- _To be done_
Quote, verbatim, all material below, without pictures.

- _Record extracts_
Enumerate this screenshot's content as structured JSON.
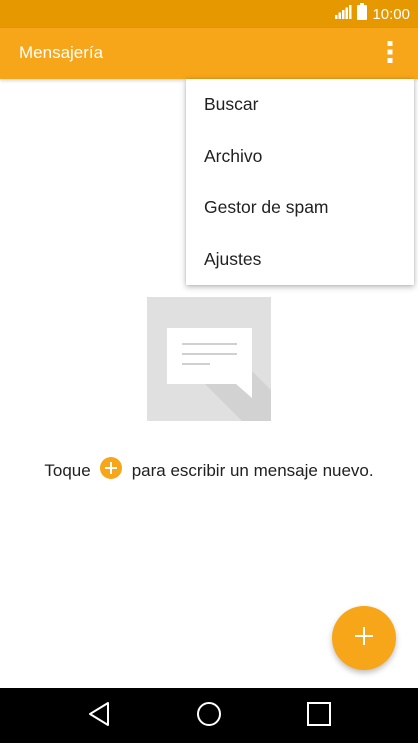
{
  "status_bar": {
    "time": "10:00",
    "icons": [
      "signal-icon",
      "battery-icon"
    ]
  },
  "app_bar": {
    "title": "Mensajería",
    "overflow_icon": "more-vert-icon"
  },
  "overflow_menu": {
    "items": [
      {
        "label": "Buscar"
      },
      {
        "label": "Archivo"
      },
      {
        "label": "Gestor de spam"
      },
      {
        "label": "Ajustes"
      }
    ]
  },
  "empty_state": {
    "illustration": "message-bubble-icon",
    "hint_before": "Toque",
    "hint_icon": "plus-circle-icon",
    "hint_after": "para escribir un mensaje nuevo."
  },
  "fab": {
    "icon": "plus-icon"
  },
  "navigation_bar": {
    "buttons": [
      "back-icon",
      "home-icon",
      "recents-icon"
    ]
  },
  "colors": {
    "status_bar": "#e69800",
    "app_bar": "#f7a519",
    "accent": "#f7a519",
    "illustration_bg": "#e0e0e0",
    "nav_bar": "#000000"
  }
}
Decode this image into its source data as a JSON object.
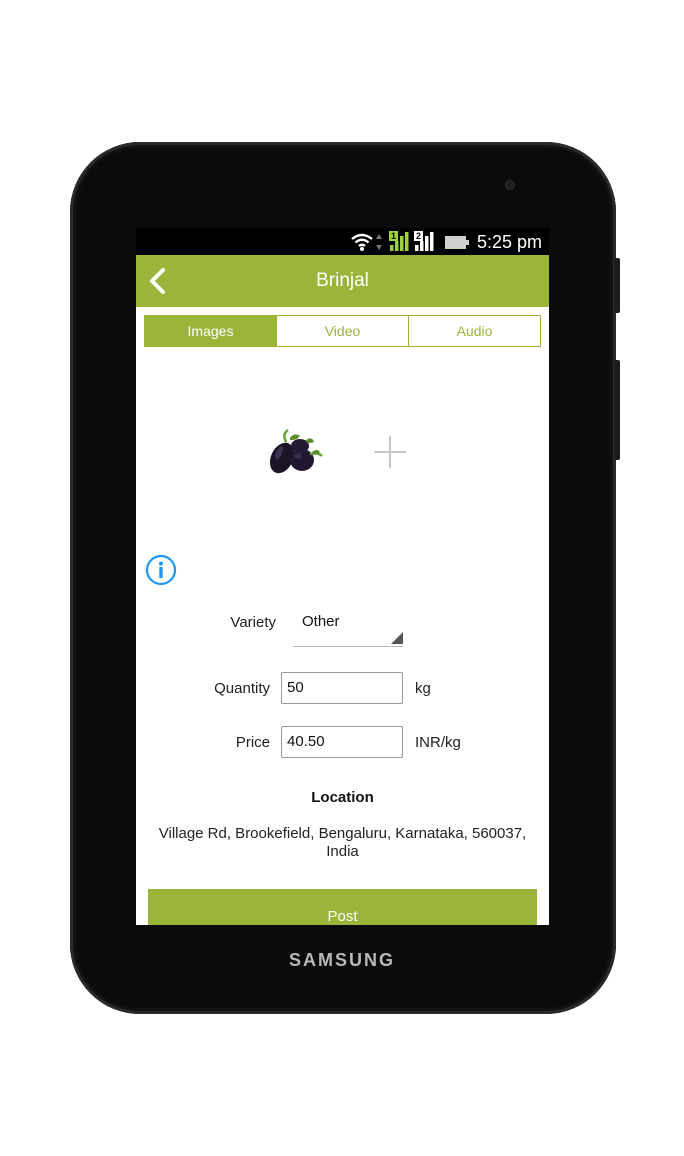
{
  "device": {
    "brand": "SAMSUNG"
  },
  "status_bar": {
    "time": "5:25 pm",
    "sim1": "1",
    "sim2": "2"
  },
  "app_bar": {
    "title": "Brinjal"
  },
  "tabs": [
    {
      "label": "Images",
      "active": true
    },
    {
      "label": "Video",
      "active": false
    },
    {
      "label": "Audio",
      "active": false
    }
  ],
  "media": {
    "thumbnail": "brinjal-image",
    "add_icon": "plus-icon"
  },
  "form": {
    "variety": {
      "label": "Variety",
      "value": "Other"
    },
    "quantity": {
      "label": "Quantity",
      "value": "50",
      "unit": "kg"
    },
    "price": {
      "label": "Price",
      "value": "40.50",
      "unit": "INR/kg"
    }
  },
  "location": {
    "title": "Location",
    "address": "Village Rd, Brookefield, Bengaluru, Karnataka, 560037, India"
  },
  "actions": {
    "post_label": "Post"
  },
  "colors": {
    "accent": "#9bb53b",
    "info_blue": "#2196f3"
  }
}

- _Written solution_
Enumerate this screenshot's content as structured JSON.
{
  "status_bar": {
    "time": "10:00",
    "icons": [
      "signal-icon",
      "battery-icon"
    ]
  },
  "app_bar": {
    "title": "Mensajería",
    "overflow_icon": "more-vert-icon"
  },
  "overflow_menu": {
    "items": [
      {
        "label": "Buscar"
      },
      {
        "label": "Archivo"
      },
      {
        "label": "Gestor de spam"
      },
      {
        "label": "Ajustes"
      }
    ]
  },
  "empty_state": {
    "illustration": "message-bubble-icon",
    "hint_before": "Toque",
    "hint_icon": "plus-circle-icon",
    "hint_after": "para escribir un mensaje nuevo."
  },
  "fab": {
    "icon": "plus-icon"
  },
  "navigation_bar": {
    "buttons": [
      "back-icon",
      "home-icon",
      "recents-icon"
    ]
  },
  "colors": {
    "status_bar": "#e69800",
    "app_bar": "#f7a519",
    "accent": "#f7a519",
    "illustration_bg": "#e0e0e0",
    "nav_bar": "#000000"
  }
}
Decode this image into its source data as a JSON object.
{
  "device": {
    "brand": "SAMSUNG"
  },
  "status_bar": {
    "time": "5:25 pm",
    "sim1": "1",
    "sim2": "2"
  },
  "app_bar": {
    "title": "Brinjal"
  },
  "tabs": [
    {
      "label": "Images",
      "active": true
    },
    {
      "label": "Video",
      "active": false
    },
    {
      "label": "Audio",
      "active": false
    }
  ],
  "media": {
    "thumbnail": "brinjal-image",
    "add_icon": "plus-icon"
  },
  "form": {
    "variety": {
      "label": "Variety",
      "value": "Other"
    },
    "quantity": {
      "label": "Quantity",
      "value": "50",
      "unit": "kg"
    },
    "price": {
      "label": "Price",
      "value": "40.50",
      "unit": "INR/kg"
    }
  },
  "location": {
    "title": "Location",
    "address": "Village Rd, Brookefield, Bengaluru, Karnataka, 560037, India"
  },
  "actions": {
    "post_label": "Post"
  },
  "colors": {
    "accent": "#9bb53b",
    "info_blue": "#2196f3"
  }
}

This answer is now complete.